**Task data**
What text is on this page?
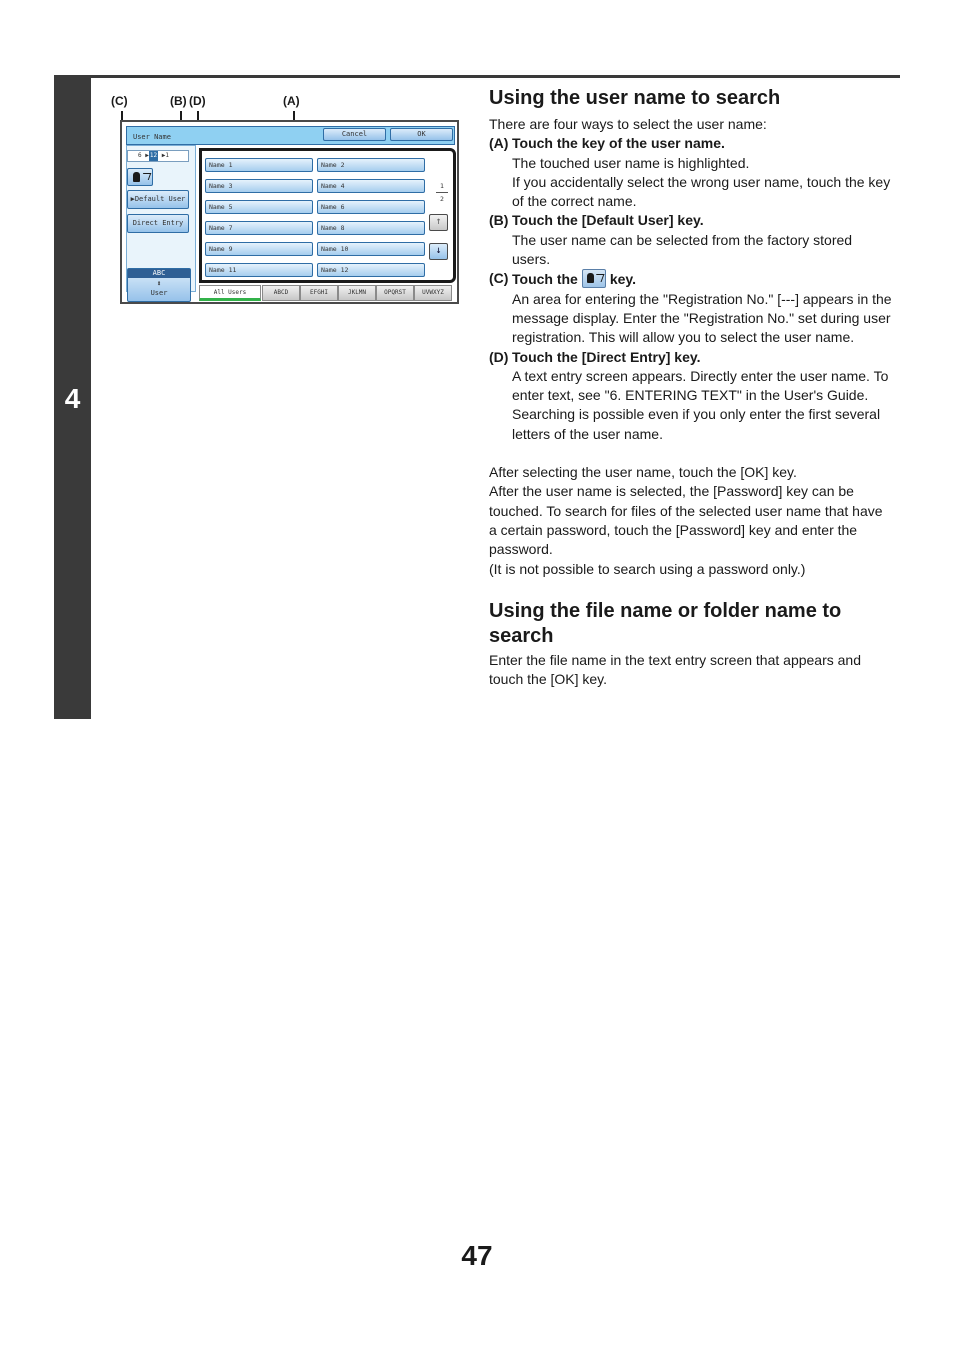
4
(C)	(B) (D)	(A)
User Name	Cancel	OK
6 ▶12 ▶1
▶Default User
Direct Entry
ABC
⬍
User
Name 1	Name 2
Name 3	Name 4
Name 5	Name 6
Name 7	Name 8
Name 9	Name 10
Name 11	Name 12
1
2
↑
↓
All Users	ABCD	EFGHI	JKLMN	OPQRST	UVWXYZ
Using the user name to search

There are four ways to select the user name:

(A) Touch the key of the user name.

The touched user name is highlighted.

If you accidentally select the wrong user name, touch the key of the correct name.

(B) Touch the [Default User] key.

The user name can be selected from the factory stored users.

(C) Touch the key.

An area for entering the "Registration No." [---] appears in the message display. Enter the "Registration No." set during user registration. This will allow you to select the user name.

(D) Touch the [Direct Entry] key.

A text entry screen appears. Directly enter the user name. To enter text, see "6. ENTERING TEXT" in the User's Guide. Searching is possible even if you only enter the first several letters of the user name.

After selecting the user name, touch the [OK] key.

After the user name is selected, the [Password] key can be touched. To search for files of the selected user name that have a certain password, touch the [Password] key and enter the password.

(It is not possible to search using a password only.)

Using the file name or folder name to search

Enter the file name in the text entry screen that appears and touch the [OK] key.

47
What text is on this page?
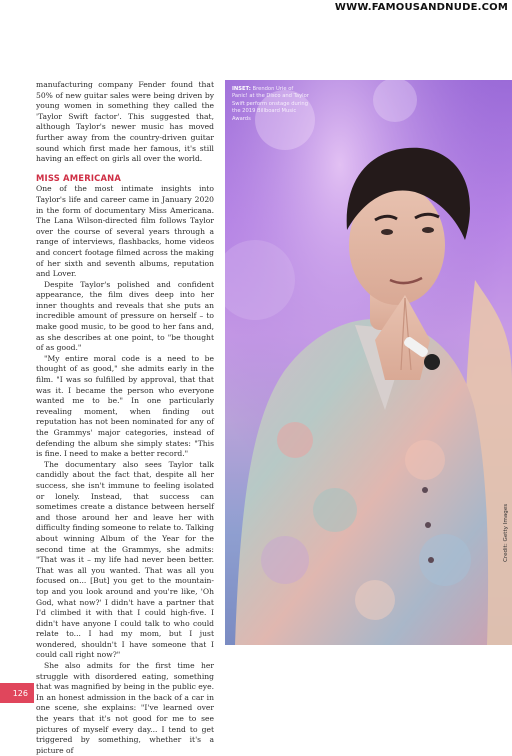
WWW.FAMOUSANDNUDE.COM

manufacturing company Fender found that 50% of new guitar sales were being driven by young women in something they called the 'Taylor Swift factor'. This suggested that, although Taylor's newer music has moved further away from the country-driven guitar sound which first made her famous, it's still having an effect on girls all over the world.

MISS AMERICANA

One of the most intimate insights into Taylor's life and career came in January 2020 in the form of documentary Miss Americana. The Lana Wilson-directed film follows Taylor over the course of several years through a range of interviews, flashbacks, home videos and concert footage filmed across the making of her sixth and seventh albums, reputation and Lover.

Despite Taylor's polished and confident appearance, the film dives deep into her inner thoughts and reveals that she puts an incredible amount of pressure on herself – to make good music, to be good to her fans and, as she describes at one point, to "be thought of as good."

"My entire moral code is a need to be thought of as good," she admits early in the film. "I was so fulfilled by approval, that that was it. I became the person who everyone wanted me to be." In one particularly revealing moment, when finding out reputation has not been nominated for any of the Grammys' major categories, instead of defending the album she simply states: "This is fine. I need to make a better record."

The documentary also sees Taylor talk candidly about the fact that, despite all her success, she isn't immune to feeling isolated or lonely. Instead, that success can sometimes create a distance between herself and those around her and leave her with difficulty finding someone to relate to. Talking about winning Album of the Year for the second time at the Grammys, she admits: "That was it – my life had never been better. That was all you wanted. That was all you focused on... [But] you get to the mountain-top and you look around and you're like, 'Oh God, what now?' I didn't have a partner that I'd climbed it with that I could high-five. I didn't have anyone I could talk to who could relate to... I had my mom, but I just wondered, shouldn't I have someone that I could call right now?"

She also admits for the first time her struggle with disordered eating, something that was magnified by being in the public eye. In an honest admission in the back of a car in one scene, she explains: "I've learned over the years that it's not good for me to see pictures of myself every day... I tend to get triggered by something, whether it's a picture of

INSET: Brendon Urie of Panic! at the Disco and Taylor Swift perform onstage during the 2019 Billboard Music Awards
Credit: Getty Images
126
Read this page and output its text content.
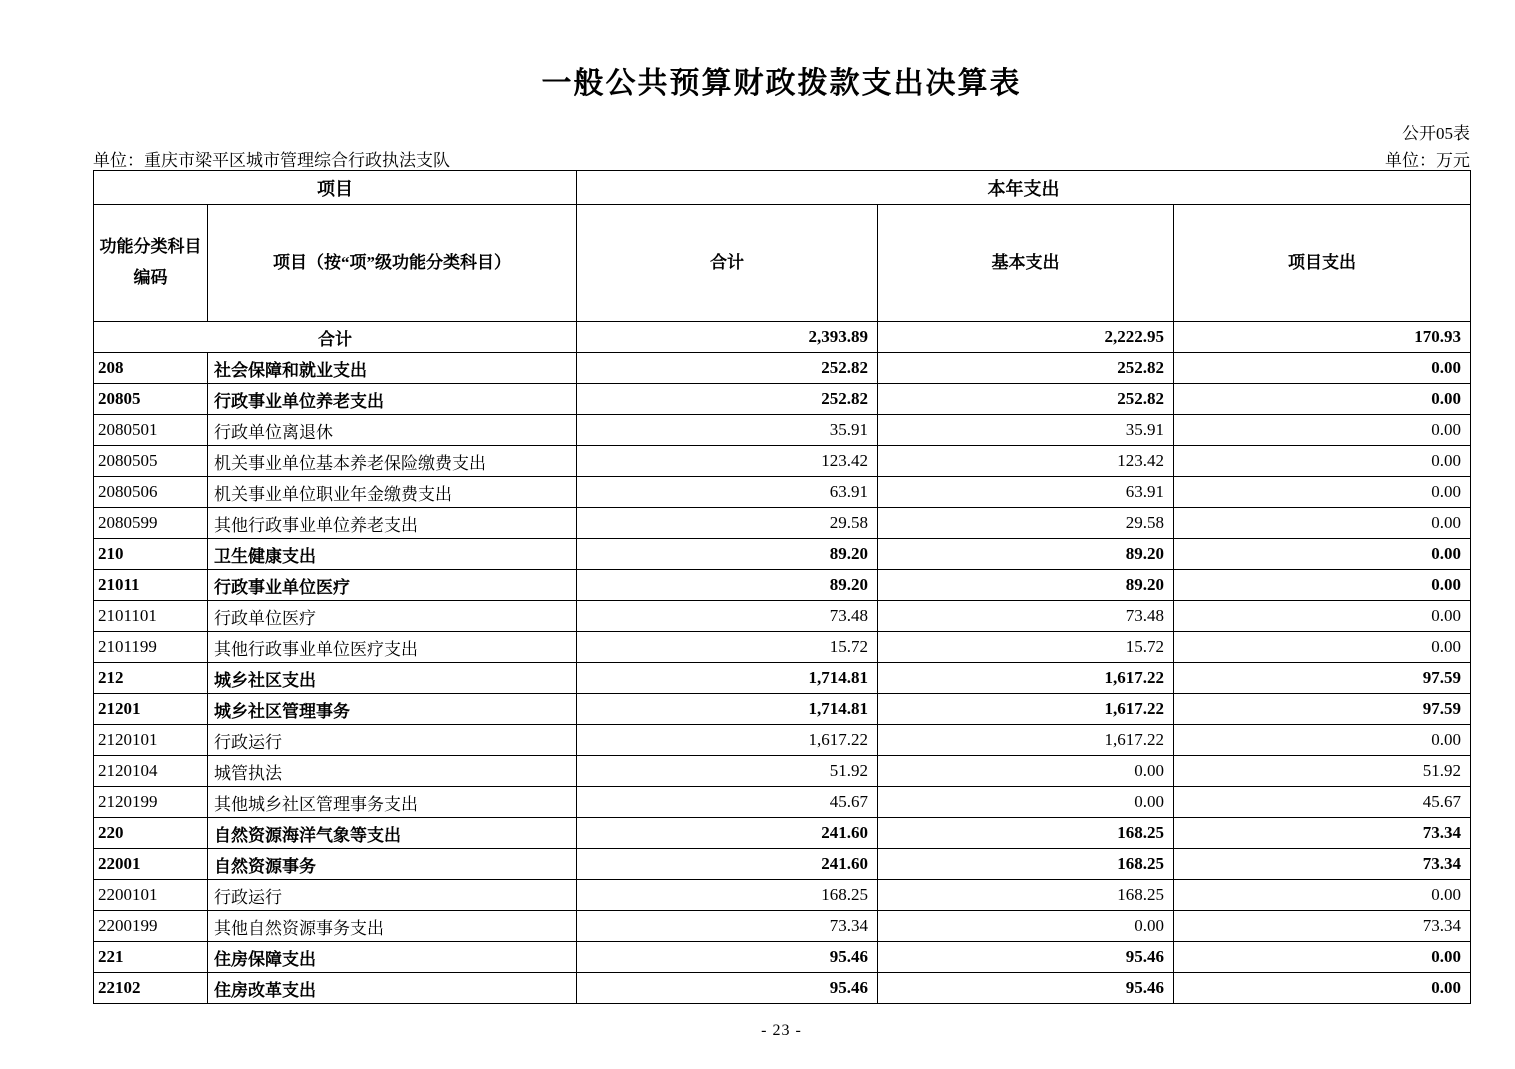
一般公共预算财政拨款支出决算表
公开05表
单位：重庆市梁平区城市管理综合行政执法支队	单位：万元
项目		本年支出		
功能分类科目编码	项目（按“项”级功能分类科目）	合计	基本支出	项目支出
合计		2,393.89	2,222.95	170.93
208	社会保障和就业支出	252.82	252.82	0.00
20805	行政事业单位养老支出	252.82	252.82	0.00
2080501	行政单位离退休	35.91	35.91	0.00
2080505	机关事业单位基本养老保险缴费支出	123.42	123.42	0.00
2080506	机关事业单位职业年金缴费支出	63.91	63.91	0.00
2080599	其他行政事业单位养老支出	29.58	29.58	0.00
210	卫生健康支出	89.20	89.20	0.00
21011	行政事业单位医疗	89.20	89.20	0.00
2101101	行政单位医疗	73.48	73.48	0.00
2101199	其他行政事业单位医疗支出	15.72	15.72	0.00
212	城乡社区支出	1,714.81	1,617.22	97.59
21201	城乡社区管理事务	1,714.81	1,617.22	97.59
2120101	行政运行	1,617.22	1,617.22	0.00
2120104	城管执法	51.92	0.00	51.92
2120199	其他城乡社区管理事务支出	45.67	0.00	45.67
220	自然资源海洋气象等支出	241.60	168.25	73.34
22001	自然资源事务	241.60	168.25	73.34
2200101	行政运行	168.25	168.25	0.00
2200199	其他自然资源事务支出	73.34	0.00	73.34
221	住房保障支出	95.46	95.46	0.00
22102	住房改革支出	95.46	95.46	0.00
- 23 -
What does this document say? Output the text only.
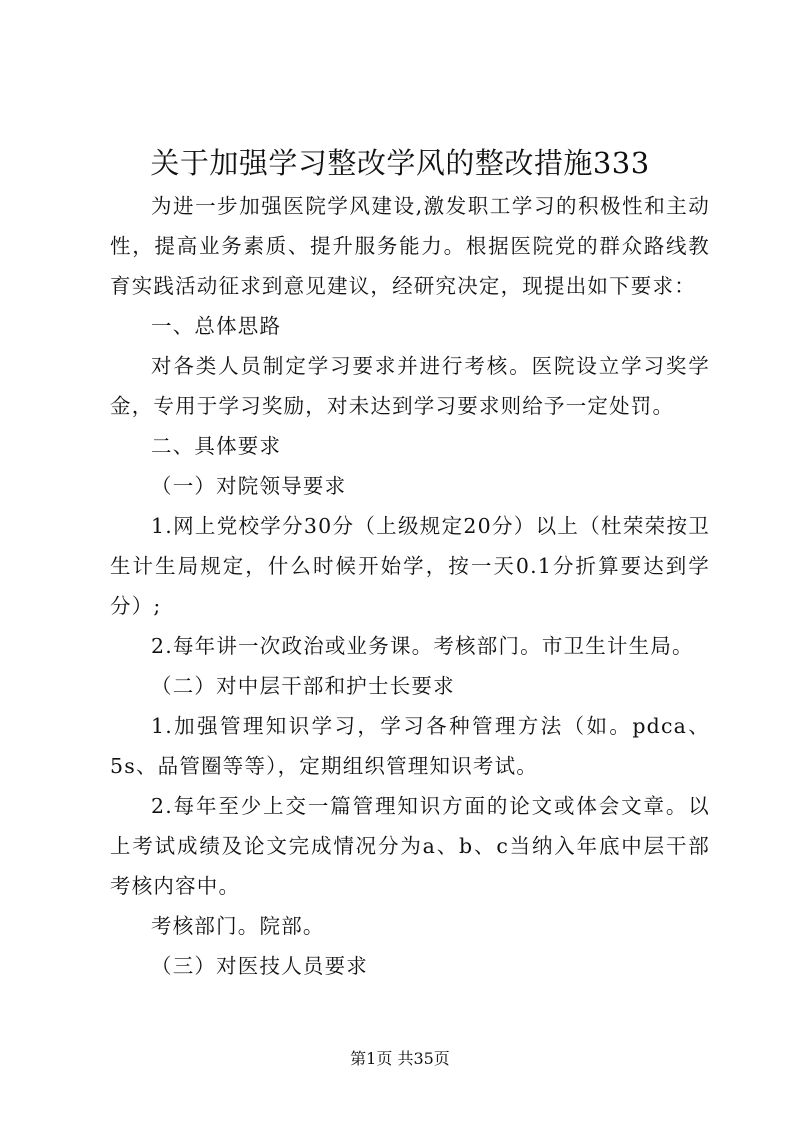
关于加强学习整改学风的整改措施333

为进一步加强医院学风建设,激发职工学习的积极性和主动性，提高业务素质、提升服务能力。根据医院党的群众路线教育实践活动征求到意见建议，经研究决定，现提出如下要求：

一、总体思路

对各类人员制定学习要求并进行考核。医院设立学习奖学金，专用于学习奖励，对未达到学习要求则给予一定处罚。

二、具体要求

（一）对院领导要求

1.网上党校学分30分（上级规定20分）以上（杜荣荣按卫生计生局规定，什么时候开始学，按一天0.1分折算要达到学分）;

2.每年讲一次政治或业务课。考核部门。市卫生计生局。

（二）对中层干部和护士长要求

1.加强管理知识学习，学习各种管理方法（如。pdca、5s、品管圈等等），定期组织管理知识考试。

2.每年至少上交一篇管理知识方面的论文或体会文章。以上考试成绩及论文完成情况分为a、b、c当纳入年底中层干部考核内容中。

考核部门。院部。

（三）对医技人员要求

第1页 共35页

**Exercise task**
Pull out each line holding the string "After".

**Reply**
After selecting the user name, touch the [OK] key.
After the user name is selected, the [Password] key can be touched. To search for files of the selected user name that have a certain password, touch the [Password] key and enter the password.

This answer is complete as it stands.